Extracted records

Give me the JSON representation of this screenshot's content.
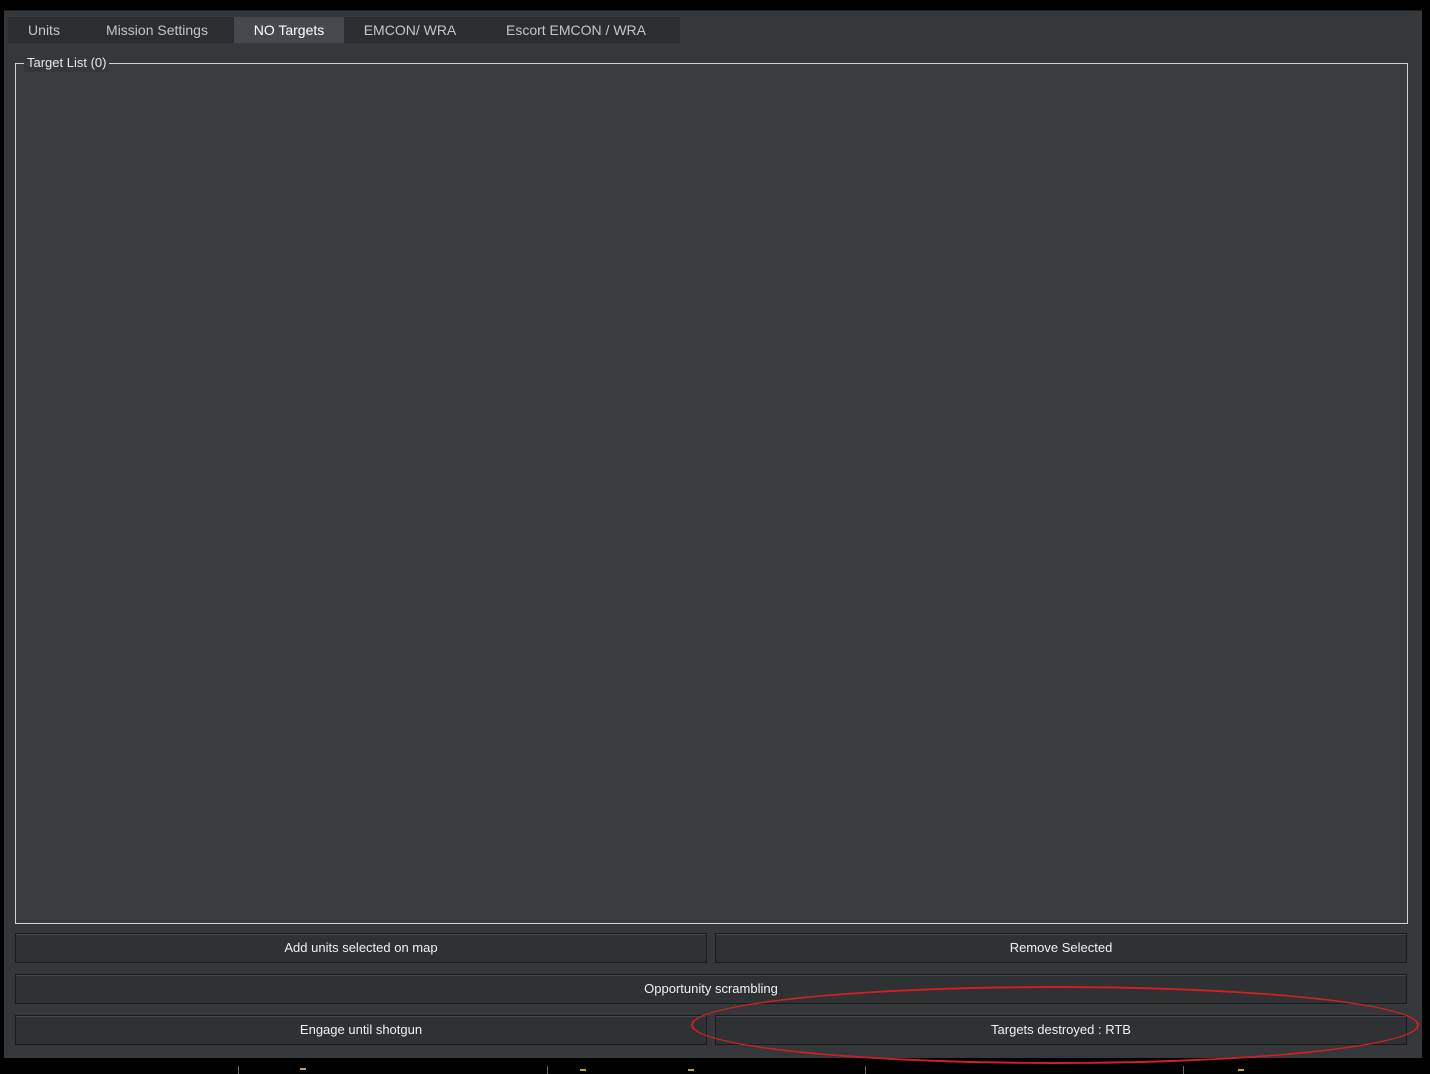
{
  "tabs": [
    {
      "label": "Units",
      "active": false
    },
    {
      "label": "Mission Settings",
      "active": false
    },
    {
      "label": "NO Targets",
      "active": true
    },
    {
      "label": "EMCON/ WRA",
      "active": false
    },
    {
      "label": "Escort EMCON / WRA",
      "active": false
    }
  ],
  "target_list": {
    "title": "Target List (0)"
  },
  "buttons": {
    "add_units": "Add units selected on map",
    "remove_selected": "Remove Selected",
    "opportunity_scrambling": "Opportunity scrambling",
    "engage_until_shotgun": "Engage until shotgun",
    "targets_destroyed": "Targets destroyed : RTB"
  },
  "annotation_color": "#d21f26"
}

• OBJECTIVE
Write out each entry exactly as given, but skip the pictures.

• COMPLETE ANSWER
Give me the JSON representation of this screenshot's content.
{
  "tabs": [
    {
      "label": "Units",
      "active": false
    },
    {
      "label": "Mission Settings",
      "active": false
    },
    {
      "label": "NO Targets",
      "active": true
    },
    {
      "label": "EMCON/ WRA",
      "active": false
    },
    {
      "label": "Escort EMCON / WRA",
      "active": false
    }
  ],
  "target_list": {
    "title": "Target List (0)"
  },
  "buttons": {
    "add_units": "Add units selected on map",
    "remove_selected": "Remove Selected",
    "opportunity_scrambling": "Opportunity scrambling",
    "engage_until_shotgun": "Engage until shotgun",
    "targets_destroyed": "Targets destroyed : RTB"
  },
  "annotation_color": "#d21f26"
}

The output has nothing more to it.